**Problem to solve**
Copy every line in the records below that contains the word "deceased".

───── Information supplied ─────

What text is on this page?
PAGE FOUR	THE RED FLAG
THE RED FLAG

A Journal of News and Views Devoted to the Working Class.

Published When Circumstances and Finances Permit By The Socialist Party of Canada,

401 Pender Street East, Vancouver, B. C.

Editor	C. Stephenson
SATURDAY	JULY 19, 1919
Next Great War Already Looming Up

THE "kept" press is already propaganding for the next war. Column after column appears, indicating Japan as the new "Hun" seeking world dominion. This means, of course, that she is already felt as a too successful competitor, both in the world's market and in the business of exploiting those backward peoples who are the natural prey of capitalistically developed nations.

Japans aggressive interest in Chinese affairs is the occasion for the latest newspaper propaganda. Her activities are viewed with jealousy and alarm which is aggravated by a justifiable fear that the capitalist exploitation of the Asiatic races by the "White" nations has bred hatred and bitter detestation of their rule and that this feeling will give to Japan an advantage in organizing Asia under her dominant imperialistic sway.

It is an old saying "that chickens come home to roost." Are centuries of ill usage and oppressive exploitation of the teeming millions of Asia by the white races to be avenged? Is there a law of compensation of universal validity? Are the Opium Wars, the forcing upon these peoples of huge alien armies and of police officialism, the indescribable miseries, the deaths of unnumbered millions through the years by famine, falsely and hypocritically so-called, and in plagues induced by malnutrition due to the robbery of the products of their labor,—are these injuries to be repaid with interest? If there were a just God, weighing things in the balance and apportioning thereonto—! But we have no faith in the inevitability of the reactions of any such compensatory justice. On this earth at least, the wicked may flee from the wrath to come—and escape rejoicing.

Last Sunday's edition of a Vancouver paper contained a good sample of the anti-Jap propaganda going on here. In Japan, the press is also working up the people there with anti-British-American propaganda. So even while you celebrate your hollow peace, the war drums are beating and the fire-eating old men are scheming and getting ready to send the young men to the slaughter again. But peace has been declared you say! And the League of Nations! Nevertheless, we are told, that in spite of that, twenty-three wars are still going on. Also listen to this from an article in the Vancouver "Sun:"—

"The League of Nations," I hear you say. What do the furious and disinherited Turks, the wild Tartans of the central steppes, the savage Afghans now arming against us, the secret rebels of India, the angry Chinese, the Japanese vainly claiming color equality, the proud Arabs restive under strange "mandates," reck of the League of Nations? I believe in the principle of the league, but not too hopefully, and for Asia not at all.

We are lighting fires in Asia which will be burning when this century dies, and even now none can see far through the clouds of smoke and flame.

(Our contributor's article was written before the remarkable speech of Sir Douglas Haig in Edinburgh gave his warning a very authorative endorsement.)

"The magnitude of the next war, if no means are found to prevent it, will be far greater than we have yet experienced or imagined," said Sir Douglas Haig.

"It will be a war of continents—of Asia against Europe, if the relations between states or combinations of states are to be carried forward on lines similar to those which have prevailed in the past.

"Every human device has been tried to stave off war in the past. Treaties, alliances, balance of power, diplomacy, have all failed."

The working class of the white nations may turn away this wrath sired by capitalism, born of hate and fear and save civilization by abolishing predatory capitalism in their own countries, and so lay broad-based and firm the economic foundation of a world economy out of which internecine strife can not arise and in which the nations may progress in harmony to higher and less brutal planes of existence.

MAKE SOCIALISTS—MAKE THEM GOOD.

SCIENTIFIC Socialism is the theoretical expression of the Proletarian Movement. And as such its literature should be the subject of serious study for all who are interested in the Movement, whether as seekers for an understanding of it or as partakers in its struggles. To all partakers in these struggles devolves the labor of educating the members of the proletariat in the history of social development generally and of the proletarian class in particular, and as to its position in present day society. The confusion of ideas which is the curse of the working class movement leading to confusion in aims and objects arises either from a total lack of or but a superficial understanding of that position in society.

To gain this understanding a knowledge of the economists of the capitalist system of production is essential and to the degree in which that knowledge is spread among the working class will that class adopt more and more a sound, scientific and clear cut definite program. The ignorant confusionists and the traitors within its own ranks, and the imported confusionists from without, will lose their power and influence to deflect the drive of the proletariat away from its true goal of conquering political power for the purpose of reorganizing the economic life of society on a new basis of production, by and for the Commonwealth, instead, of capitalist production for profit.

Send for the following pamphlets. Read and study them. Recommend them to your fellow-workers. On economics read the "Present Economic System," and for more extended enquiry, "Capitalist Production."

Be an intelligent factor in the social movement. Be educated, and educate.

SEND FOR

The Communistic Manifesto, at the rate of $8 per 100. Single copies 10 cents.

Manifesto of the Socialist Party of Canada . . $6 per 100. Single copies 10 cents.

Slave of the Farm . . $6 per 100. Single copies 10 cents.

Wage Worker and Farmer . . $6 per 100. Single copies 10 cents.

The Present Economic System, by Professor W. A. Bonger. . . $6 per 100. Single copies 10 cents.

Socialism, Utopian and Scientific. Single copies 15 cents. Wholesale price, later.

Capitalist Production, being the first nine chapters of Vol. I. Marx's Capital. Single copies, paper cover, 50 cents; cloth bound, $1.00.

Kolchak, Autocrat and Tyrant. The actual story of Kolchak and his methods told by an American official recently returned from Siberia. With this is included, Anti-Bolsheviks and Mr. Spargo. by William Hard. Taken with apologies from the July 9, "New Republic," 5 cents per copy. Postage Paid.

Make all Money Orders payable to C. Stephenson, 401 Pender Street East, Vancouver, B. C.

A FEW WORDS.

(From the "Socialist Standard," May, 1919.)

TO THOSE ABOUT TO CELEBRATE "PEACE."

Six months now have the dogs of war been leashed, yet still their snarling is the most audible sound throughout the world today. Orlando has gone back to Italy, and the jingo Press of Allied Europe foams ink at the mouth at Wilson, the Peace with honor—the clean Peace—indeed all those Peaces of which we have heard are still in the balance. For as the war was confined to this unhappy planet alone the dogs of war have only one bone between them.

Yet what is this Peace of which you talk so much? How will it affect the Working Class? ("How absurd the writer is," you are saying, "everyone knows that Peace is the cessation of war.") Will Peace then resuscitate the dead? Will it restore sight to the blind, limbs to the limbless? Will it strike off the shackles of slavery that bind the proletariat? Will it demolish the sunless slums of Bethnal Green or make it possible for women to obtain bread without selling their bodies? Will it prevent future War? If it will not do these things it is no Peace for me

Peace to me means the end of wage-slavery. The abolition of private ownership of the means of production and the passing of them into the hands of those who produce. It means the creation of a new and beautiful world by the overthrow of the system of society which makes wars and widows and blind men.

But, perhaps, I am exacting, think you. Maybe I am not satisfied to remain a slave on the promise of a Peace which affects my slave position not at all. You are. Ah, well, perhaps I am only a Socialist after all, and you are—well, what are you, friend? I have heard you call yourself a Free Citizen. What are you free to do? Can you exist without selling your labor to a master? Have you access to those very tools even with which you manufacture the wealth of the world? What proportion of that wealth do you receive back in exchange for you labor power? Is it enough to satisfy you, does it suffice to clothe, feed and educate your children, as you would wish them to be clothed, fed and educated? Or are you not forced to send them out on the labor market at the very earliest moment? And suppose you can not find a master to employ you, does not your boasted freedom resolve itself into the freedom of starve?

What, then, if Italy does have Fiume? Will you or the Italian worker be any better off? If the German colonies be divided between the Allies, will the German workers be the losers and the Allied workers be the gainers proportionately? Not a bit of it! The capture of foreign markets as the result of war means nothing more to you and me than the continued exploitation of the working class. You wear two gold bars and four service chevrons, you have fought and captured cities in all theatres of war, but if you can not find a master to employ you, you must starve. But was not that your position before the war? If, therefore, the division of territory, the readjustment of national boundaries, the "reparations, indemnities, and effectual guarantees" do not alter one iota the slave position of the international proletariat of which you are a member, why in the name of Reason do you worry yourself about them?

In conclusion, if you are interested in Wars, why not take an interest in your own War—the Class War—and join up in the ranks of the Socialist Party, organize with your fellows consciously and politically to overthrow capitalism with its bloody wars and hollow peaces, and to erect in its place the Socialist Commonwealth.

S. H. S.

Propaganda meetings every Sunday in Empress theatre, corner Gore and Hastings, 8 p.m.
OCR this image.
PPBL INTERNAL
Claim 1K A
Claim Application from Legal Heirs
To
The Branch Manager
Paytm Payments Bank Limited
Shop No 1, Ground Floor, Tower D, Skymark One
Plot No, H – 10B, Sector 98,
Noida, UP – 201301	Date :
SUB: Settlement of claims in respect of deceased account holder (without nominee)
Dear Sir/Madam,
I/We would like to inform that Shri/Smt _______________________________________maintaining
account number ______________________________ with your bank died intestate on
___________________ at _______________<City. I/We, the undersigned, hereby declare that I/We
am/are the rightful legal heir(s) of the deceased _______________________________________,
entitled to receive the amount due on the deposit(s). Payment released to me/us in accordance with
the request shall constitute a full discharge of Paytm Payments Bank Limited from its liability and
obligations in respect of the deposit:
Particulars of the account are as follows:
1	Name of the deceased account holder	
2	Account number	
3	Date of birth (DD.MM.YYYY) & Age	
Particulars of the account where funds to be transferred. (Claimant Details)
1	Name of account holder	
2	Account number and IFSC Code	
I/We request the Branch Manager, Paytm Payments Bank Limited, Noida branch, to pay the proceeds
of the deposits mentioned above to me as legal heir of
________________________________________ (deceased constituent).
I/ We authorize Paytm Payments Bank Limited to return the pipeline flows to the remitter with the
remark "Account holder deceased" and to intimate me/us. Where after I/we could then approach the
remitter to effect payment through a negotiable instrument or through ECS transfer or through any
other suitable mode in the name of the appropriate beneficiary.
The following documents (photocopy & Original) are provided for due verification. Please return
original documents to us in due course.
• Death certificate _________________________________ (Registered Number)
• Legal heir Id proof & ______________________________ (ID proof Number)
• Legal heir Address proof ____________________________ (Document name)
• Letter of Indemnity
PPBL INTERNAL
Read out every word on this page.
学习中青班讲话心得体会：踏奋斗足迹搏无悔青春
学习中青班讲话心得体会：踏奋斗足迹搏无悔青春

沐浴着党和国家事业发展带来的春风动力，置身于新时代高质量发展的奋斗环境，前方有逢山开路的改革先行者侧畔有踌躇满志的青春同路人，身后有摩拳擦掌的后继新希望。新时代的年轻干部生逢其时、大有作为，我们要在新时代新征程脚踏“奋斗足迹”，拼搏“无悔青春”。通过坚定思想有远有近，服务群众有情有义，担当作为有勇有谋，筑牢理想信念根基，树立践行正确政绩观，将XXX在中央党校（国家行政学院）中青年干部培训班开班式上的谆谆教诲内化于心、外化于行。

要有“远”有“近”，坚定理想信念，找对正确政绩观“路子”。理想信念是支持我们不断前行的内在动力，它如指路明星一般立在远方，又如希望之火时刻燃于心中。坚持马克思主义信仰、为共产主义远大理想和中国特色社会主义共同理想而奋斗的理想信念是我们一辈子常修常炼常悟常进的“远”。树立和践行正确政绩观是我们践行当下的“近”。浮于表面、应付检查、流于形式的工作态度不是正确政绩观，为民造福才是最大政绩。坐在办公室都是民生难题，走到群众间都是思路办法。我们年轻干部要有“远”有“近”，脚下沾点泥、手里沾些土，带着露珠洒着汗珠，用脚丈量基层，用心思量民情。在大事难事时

─────

**Solution for this task**
SUB: Settlement of claims in respect of deceased account holder (without nominee)
am/are the rightful legal heir(s) of the deceased _______________________________________,
1	Name of the deceased account holder	
________________________________________ (deceased constituent).
remark "Account holder deceased" and to intimate me/us. Where after I/we could then approach the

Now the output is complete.